* begin Dataset excerpts *

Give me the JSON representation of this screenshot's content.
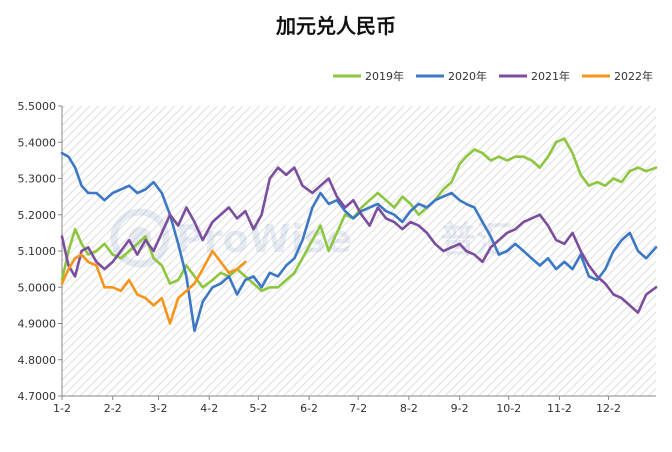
{
  "chart_data": {
    "type": "line",
    "title": "加元兑人民币",
    "xlabel": "",
    "ylabel": "",
    "ylim": [
      4.7,
      5.5
    ],
    "y_ticks": [
      "5.5000",
      "5.4000",
      "5.3000",
      "5.2000",
      "5.1000",
      "5.0000",
      "4.9000",
      "4.8000",
      "4.7000"
    ],
    "x_tick_labels": [
      "1-2",
      "2-2",
      "3-2",
      "4-2",
      "5-2",
      "6-2",
      "7-2",
      "8-2",
      "9-2",
      "10-2",
      "11-2",
      "12-2"
    ],
    "grid": "hatched background",
    "legend_position": "top-right",
    "series": [
      {
        "name": "2019年",
        "color": "#8dc63f",
        "points": [
          [
            "1-2",
            5.02
          ],
          [
            "1-6",
            5.1
          ],
          [
            "1-10",
            5.16
          ],
          [
            "1-14",
            5.12
          ],
          [
            "1-18",
            5.09
          ],
          [
            "1-23",
            5.1
          ],
          [
            "1-28",
            5.12
          ],
          [
            "2-2",
            5.09
          ],
          [
            "2-7",
            5.08
          ],
          [
            "2-12",
            5.1
          ],
          [
            "2-17",
            5.12
          ],
          [
            "2-22",
            5.14
          ],
          [
            "2-27",
            5.08
          ],
          [
            "3-4",
            5.06
          ],
          [
            "3-9",
            5.01
          ],
          [
            "3-14",
            5.02
          ],
          [
            "3-19",
            5.06
          ],
          [
            "3-24",
            5.03
          ],
          [
            "3-29",
            5.0
          ],
          [
            "4-4",
            5.02
          ],
          [
            "4-9",
            5.04
          ],
          [
            "4-14",
            5.03
          ],
          [
            "4-19",
            5.05
          ],
          [
            "4-24",
            5.03
          ],
          [
            "4-29",
            5.01
          ],
          [
            "5-4",
            4.99
          ],
          [
            "5-9",
            5.0
          ],
          [
            "5-14",
            5.0
          ],
          [
            "5-19",
            5.02
          ],
          [
            "5-24",
            5.04
          ],
          [
            "5-29",
            5.08
          ],
          [
            "6-4",
            5.13
          ],
          [
            "6-9",
            5.17
          ],
          [
            "6-14",
            5.1
          ],
          [
            "6-19",
            5.15
          ],
          [
            "6-24",
            5.2
          ],
          [
            "6-29",
            5.19
          ],
          [
            "7-4",
            5.22
          ],
          [
            "7-9",
            5.24
          ],
          [
            "7-14",
            5.26
          ],
          [
            "7-19",
            5.24
          ],
          [
            "7-24",
            5.22
          ],
          [
            "7-29",
            5.25
          ],
          [
            "8-3",
            5.23
          ],
          [
            "8-8",
            5.2
          ],
          [
            "8-13",
            5.22
          ],
          [
            "8-18",
            5.24
          ],
          [
            "8-23",
            5.27
          ],
          [
            "8-28",
            5.29
          ],
          [
            "9-2",
            5.34
          ],
          [
            "9-6",
            5.36
          ],
          [
            "9-11",
            5.38
          ],
          [
            "9-16",
            5.37
          ],
          [
            "9-21",
            5.35
          ],
          [
            "9-26",
            5.36
          ],
          [
            "10-1",
            5.35
          ],
          [
            "10-6",
            5.36
          ],
          [
            "10-11",
            5.36
          ],
          [
            "10-16",
            5.35
          ],
          [
            "10-21",
            5.33
          ],
          [
            "10-26",
            5.36
          ],
          [
            "10-31",
            5.4
          ],
          [
            "11-5",
            5.41
          ],
          [
            "11-10",
            5.37
          ],
          [
            "11-15",
            5.31
          ],
          [
            "11-20",
            5.28
          ],
          [
            "11-25",
            5.29
          ],
          [
            "11-30",
            5.28
          ],
          [
            "12-5",
            5.3
          ],
          [
            "12-10",
            5.29
          ],
          [
            "12-15",
            5.32
          ],
          [
            "12-20",
            5.33
          ],
          [
            "12-25",
            5.32
          ],
          [
            "12-31",
            5.33
          ]
        ]
      },
      {
        "name": "2020年",
        "color": "#3c78c3",
        "points": [
          [
            "1-2",
            5.37
          ],
          [
            "1-6",
            5.36
          ],
          [
            "1-10",
            5.33
          ],
          [
            "1-14",
            5.28
          ],
          [
            "1-18",
            5.26
          ],
          [
            "1-23",
            5.26
          ],
          [
            "1-28",
            5.24
          ],
          [
            "2-2",
            5.26
          ],
          [
            "2-7",
            5.27
          ],
          [
            "2-12",
            5.28
          ],
          [
            "2-17",
            5.26
          ],
          [
            "2-22",
            5.27
          ],
          [
            "2-27",
            5.29
          ],
          [
            "3-4",
            5.26
          ],
          [
            "3-9",
            5.2
          ],
          [
            "3-14",
            5.12
          ],
          [
            "3-19",
            5.03
          ],
          [
            "3-24",
            4.88
          ],
          [
            "3-29",
            4.96
          ],
          [
            "4-4",
            5.0
          ],
          [
            "4-9",
            5.01
          ],
          [
            "4-14",
            5.03
          ],
          [
            "4-19",
            4.98
          ],
          [
            "4-24",
            5.02
          ],
          [
            "4-29",
            5.03
          ],
          [
            "5-4",
            5.0
          ],
          [
            "5-9",
            5.04
          ],
          [
            "5-14",
            5.03
          ],
          [
            "5-19",
            5.06
          ],
          [
            "5-24",
            5.08
          ],
          [
            "5-29",
            5.13
          ],
          [
            "6-4",
            5.22
          ],
          [
            "6-9",
            5.26
          ],
          [
            "6-14",
            5.23
          ],
          [
            "6-19",
            5.24
          ],
          [
            "6-24",
            5.21
          ],
          [
            "6-29",
            5.19
          ],
          [
            "7-4",
            5.21
          ],
          [
            "7-9",
            5.22
          ],
          [
            "7-14",
            5.23
          ],
          [
            "7-19",
            5.21
          ],
          [
            "7-24",
            5.2
          ],
          [
            "7-29",
            5.18
          ],
          [
            "8-3",
            5.21
          ],
          [
            "8-8",
            5.23
          ],
          [
            "8-13",
            5.22
          ],
          [
            "8-18",
            5.24
          ],
          [
            "8-23",
            5.25
          ],
          [
            "8-28",
            5.26
          ],
          [
            "9-2",
            5.24
          ],
          [
            "9-6",
            5.23
          ],
          [
            "9-11",
            5.22
          ],
          [
            "9-16",
            5.18
          ],
          [
            "9-21",
            5.14
          ],
          [
            "9-26",
            5.09
          ],
          [
            "10-1",
            5.1
          ],
          [
            "10-6",
            5.12
          ],
          [
            "10-11",
            5.1
          ],
          [
            "10-16",
            5.08
          ],
          [
            "10-21",
            5.06
          ],
          [
            "10-26",
            5.08
          ],
          [
            "10-31",
            5.05
          ],
          [
            "11-5",
            5.07
          ],
          [
            "11-10",
            5.05
          ],
          [
            "11-15",
            5.09
          ],
          [
            "11-20",
            5.03
          ],
          [
            "11-25",
            5.02
          ],
          [
            "11-30",
            5.05
          ],
          [
            "12-5",
            5.1
          ],
          [
            "12-10",
            5.13
          ],
          [
            "12-15",
            5.15
          ],
          [
            "12-20",
            5.1
          ],
          [
            "12-25",
            5.08
          ],
          [
            "12-31",
            5.11
          ]
        ]
      },
      {
        "name": "2021年",
        "color": "#7b4e9e",
        "points": [
          [
            "1-2",
            5.14
          ],
          [
            "1-6",
            5.06
          ],
          [
            "1-10",
            5.03
          ],
          [
            "1-14",
            5.1
          ],
          [
            "1-18",
            5.11
          ],
          [
            "1-23",
            5.07
          ],
          [
            "1-28",
            5.05
          ],
          [
            "2-2",
            5.07
          ],
          [
            "2-7",
            5.1
          ],
          [
            "2-12",
            5.13
          ],
          [
            "2-17",
            5.09
          ],
          [
            "2-22",
            5.13
          ],
          [
            "2-27",
            5.1
          ],
          [
            "3-4",
            5.15
          ],
          [
            "3-9",
            5.2
          ],
          [
            "3-14",
            5.17
          ],
          [
            "3-19",
            5.22
          ],
          [
            "3-24",
            5.18
          ],
          [
            "3-29",
            5.13
          ],
          [
            "4-4",
            5.18
          ],
          [
            "4-9",
            5.2
          ],
          [
            "4-14",
            5.22
          ],
          [
            "4-19",
            5.19
          ],
          [
            "4-24",
            5.21
          ],
          [
            "4-29",
            5.16
          ],
          [
            "5-4",
            5.2
          ],
          [
            "5-9",
            5.3
          ],
          [
            "5-14",
            5.33
          ],
          [
            "5-19",
            5.31
          ],
          [
            "5-24",
            5.33
          ],
          [
            "5-29",
            5.28
          ],
          [
            "6-4",
            5.26
          ],
          [
            "6-9",
            5.28
          ],
          [
            "6-14",
            5.3
          ],
          [
            "6-19",
            5.25
          ],
          [
            "6-24",
            5.22
          ],
          [
            "6-29",
            5.24
          ],
          [
            "7-4",
            5.2
          ],
          [
            "7-9",
            5.17
          ],
          [
            "7-14",
            5.22
          ],
          [
            "7-19",
            5.19
          ],
          [
            "7-24",
            5.18
          ],
          [
            "7-29",
            5.16
          ],
          [
            "8-3",
            5.18
          ],
          [
            "8-8",
            5.17
          ],
          [
            "8-13",
            5.15
          ],
          [
            "8-18",
            5.12
          ],
          [
            "8-23",
            5.1
          ],
          [
            "8-28",
            5.11
          ],
          [
            "9-2",
            5.12
          ],
          [
            "9-6",
            5.1
          ],
          [
            "9-11",
            5.09
          ],
          [
            "9-16",
            5.07
          ],
          [
            "9-21",
            5.11
          ],
          [
            "9-26",
            5.13
          ],
          [
            "10-1",
            5.15
          ],
          [
            "10-6",
            5.16
          ],
          [
            "10-11",
            5.18
          ],
          [
            "10-16",
            5.19
          ],
          [
            "10-21",
            5.2
          ],
          [
            "10-26",
            5.17
          ],
          [
            "10-31",
            5.13
          ],
          [
            "11-5",
            5.12
          ],
          [
            "11-10",
            5.15
          ],
          [
            "11-15",
            5.1
          ],
          [
            "11-20",
            5.06
          ],
          [
            "11-25",
            5.03
          ],
          [
            "11-30",
            5.01
          ],
          [
            "12-5",
            4.98
          ],
          [
            "12-10",
            4.97
          ],
          [
            "12-15",
            4.95
          ],
          [
            "12-20",
            4.93
          ],
          [
            "12-25",
            4.98
          ],
          [
            "12-31",
            5.0
          ]
        ]
      },
      {
        "name": "2022年",
        "color": "#f7941d",
        "points": [
          [
            "1-2",
            5.01
          ],
          [
            "1-6",
            5.05
          ],
          [
            "1-10",
            5.08
          ],
          [
            "1-14",
            5.09
          ],
          [
            "1-18",
            5.07
          ],
          [
            "1-23",
            5.06
          ],
          [
            "1-28",
            5.0
          ],
          [
            "2-2",
            5.0
          ],
          [
            "2-7",
            4.99
          ],
          [
            "2-12",
            5.02
          ],
          [
            "2-17",
            4.98
          ],
          [
            "2-22",
            4.97
          ],
          [
            "2-27",
            4.95
          ],
          [
            "3-4",
            4.97
          ],
          [
            "3-9",
            4.9
          ],
          [
            "3-14",
            4.97
          ],
          [
            "3-19",
            4.99
          ],
          [
            "3-24",
            5.01
          ],
          [
            "3-29",
            5.05
          ],
          [
            "4-4",
            5.1
          ],
          [
            "4-9",
            5.07
          ],
          [
            "4-14",
            5.04
          ],
          [
            "4-19",
            5.05
          ],
          [
            "4-24",
            5.07
          ]
        ]
      }
    ]
  },
  "watermark": "ProWise",
  "watermark_cn": "普汇"
}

* end Dataset excerpts *

* _Problem_
Say how many lines contain "name", and give nothing but that number.

* _Solution to this task_
4